» **REQUIRED TASK**:
Can you print every one of the following lines again word for word, leaving nothing out and changing nothing?

» **Records from a data source**:
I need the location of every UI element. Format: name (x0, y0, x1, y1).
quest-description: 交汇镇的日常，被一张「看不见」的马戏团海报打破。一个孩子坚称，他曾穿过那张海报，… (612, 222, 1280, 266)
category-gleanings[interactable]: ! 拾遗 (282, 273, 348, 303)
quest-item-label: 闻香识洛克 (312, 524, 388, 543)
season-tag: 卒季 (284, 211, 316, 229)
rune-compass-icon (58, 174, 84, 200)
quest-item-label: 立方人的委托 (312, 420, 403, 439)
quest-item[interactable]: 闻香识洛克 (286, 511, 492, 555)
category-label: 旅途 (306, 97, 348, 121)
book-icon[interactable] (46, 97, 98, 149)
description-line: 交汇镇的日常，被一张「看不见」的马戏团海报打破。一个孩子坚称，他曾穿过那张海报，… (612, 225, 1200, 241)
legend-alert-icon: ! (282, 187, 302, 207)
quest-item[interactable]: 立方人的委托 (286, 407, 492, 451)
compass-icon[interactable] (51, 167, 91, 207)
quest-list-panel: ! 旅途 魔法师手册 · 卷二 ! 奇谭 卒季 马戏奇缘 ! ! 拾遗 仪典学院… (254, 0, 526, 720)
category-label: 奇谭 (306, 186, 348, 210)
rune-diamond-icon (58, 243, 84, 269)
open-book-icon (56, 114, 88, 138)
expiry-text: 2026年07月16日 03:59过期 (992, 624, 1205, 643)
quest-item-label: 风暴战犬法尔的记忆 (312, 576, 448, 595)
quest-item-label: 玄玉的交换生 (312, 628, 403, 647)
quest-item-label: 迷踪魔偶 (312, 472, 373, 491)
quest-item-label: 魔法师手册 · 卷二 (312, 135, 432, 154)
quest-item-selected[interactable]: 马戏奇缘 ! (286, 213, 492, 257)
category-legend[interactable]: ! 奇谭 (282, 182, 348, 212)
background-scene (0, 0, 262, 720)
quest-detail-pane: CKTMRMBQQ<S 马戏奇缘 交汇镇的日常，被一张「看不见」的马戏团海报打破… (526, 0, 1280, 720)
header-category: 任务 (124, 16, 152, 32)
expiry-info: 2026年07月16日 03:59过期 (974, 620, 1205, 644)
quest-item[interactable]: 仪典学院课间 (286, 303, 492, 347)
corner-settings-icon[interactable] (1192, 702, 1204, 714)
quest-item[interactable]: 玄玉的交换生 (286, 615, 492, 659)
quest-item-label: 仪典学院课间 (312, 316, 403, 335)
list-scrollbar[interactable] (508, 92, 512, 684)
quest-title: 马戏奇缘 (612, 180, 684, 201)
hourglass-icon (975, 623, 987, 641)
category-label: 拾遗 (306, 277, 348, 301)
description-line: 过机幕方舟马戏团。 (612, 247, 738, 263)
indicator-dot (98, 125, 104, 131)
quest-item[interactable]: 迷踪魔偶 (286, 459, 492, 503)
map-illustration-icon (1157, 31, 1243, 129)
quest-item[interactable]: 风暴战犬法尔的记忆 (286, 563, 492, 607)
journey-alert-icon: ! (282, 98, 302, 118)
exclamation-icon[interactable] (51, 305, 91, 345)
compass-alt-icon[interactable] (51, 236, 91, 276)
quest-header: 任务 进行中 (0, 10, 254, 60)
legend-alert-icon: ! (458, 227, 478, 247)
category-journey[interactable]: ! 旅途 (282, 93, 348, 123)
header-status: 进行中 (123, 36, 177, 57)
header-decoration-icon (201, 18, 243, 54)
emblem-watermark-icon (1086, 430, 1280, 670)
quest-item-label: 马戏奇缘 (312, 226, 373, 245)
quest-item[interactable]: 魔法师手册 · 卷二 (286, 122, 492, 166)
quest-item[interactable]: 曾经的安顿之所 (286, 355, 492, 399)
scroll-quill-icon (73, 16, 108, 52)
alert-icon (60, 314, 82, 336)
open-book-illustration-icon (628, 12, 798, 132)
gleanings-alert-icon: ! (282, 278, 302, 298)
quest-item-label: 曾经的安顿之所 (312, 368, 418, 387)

» **WORKED SOLUTION**:
I need the location of every UI element. Format: name (x0, y0, x1, y1).
quest-description: 交汇镇的日常，被一张「看不见」的马戏团海报打破。一个孩子坚称，他曾穿过那张海报，… (612, 222, 1280, 266)
category-gleanings[interactable]: ! 拾遗 (282, 273, 348, 303)
quest-item-label: 闻香识洛克 (312, 524, 388, 543)
season-tag: 卒季 (284, 211, 316, 229)
rune-compass-icon (58, 174, 84, 200)
quest-item-label: 立方人的委托 (312, 420, 403, 439)
quest-item[interactable]: 闻香识洛克 (286, 511, 492, 555)
category-label: 旅途 (306, 97, 348, 121)
book-icon[interactable] (46, 97, 98, 149)
description-line: 交汇镇的日常，被一张「看不见」的马戏团海报打破。一个孩子坚称，他曾穿过那张海报，… (612, 225, 1200, 241)
legend-alert-icon: ! (282, 187, 302, 207)
quest-item[interactable]: 立方人的委托 (286, 407, 492, 451)
compass-icon[interactable] (51, 167, 91, 207)
quest-list-panel: ! 旅途 魔法师手册 · 卷二 ! 奇谭 卒季 马戏奇缘 ! ! 拾遗 仪典学院… (254, 0, 526, 720)
category-label: 奇谭 (306, 186, 348, 210)
rune-diamond-icon (58, 243, 84, 269)
open-book-icon (56, 114, 88, 138)
expiry-text: 2026年07月16日 03:59过期 (992, 624, 1205, 643)
quest-item-label: 风暴战犬法尔的记忆 (312, 576, 448, 595)
quest-item-label: 玄玉的交换生 (312, 628, 403, 647)
quest-item-label: 迷踪魔偶 (312, 472, 373, 491)
quest-item-label: 魔法师手册 · 卷二 (312, 135, 432, 154)
quest-item-selected[interactable]: 马戏奇缘 ! (286, 213, 492, 257)
category-legend[interactable]: ! 奇谭 (282, 182, 348, 212)
background-scene (0, 0, 262, 720)
quest-detail-pane: CKTMRMBQQ<S 马戏奇缘 交汇镇的日常，被一张「看不见」的马戏团海报打破… (526, 0, 1280, 720)
header-category: 任务 (124, 16, 152, 32)
expiry-info: 2026年07月16日 03:59过期 (974, 620, 1205, 644)
quest-item[interactable]: 仪典学院课间 (286, 303, 492, 347)
corner-settings-icon[interactable] (1192, 702, 1204, 714)
quest-item[interactable]: 玄玉的交换生 (286, 615, 492, 659)
quest-item-label: 仪典学院课间 (312, 316, 403, 335)
list-scrollbar[interactable] (508, 92, 512, 684)
quest-title: 马戏奇缘 (612, 180, 684, 201)
hourglass-icon (975, 623, 987, 641)
category-label: 拾遗 (306, 277, 348, 301)
description-line: 过机幕方舟马戏团。 (612, 247, 738, 263)
indicator-dot (98, 125, 104, 131)
quest-item[interactable]: 迷踪魔偶 (286, 459, 492, 503)
map-illustration-icon (1157, 31, 1243, 129)
quest-item[interactable]: 风暴战犬法尔的记忆 (286, 563, 492, 607)
journey-alert-icon: ! (282, 98, 302, 118)
exclamation-icon[interactable] (51, 305, 91, 345)
compass-alt-icon[interactable] (51, 236, 91, 276)
quest-header: 任务 进行中 (0, 10, 254, 60)
legend-alert-icon: ! (458, 227, 478, 247)
category-journey[interactable]: ! 旅途 (282, 93, 348, 123)
header-status: 进行中 (123, 36, 177, 57)
header-decoration-icon (201, 18, 243, 54)
emblem-watermark-icon (1086, 430, 1280, 670)
quest-item-label: 马戏奇缘 (312, 226, 373, 245)
quest-item[interactable]: 魔法师手册 · 卷二 (286, 122, 492, 166)
quest-item[interactable]: 曾经的安顿之所 (286, 355, 492, 399)
scroll-quill-icon (73, 16, 108, 52)
alert-icon (60, 314, 82, 336)
open-book-illustration-icon (628, 12, 798, 132)
gleanings-alert-icon: ! (282, 278, 302, 298)
quest-item-label: 曾经的安顿之所 (312, 368, 418, 387)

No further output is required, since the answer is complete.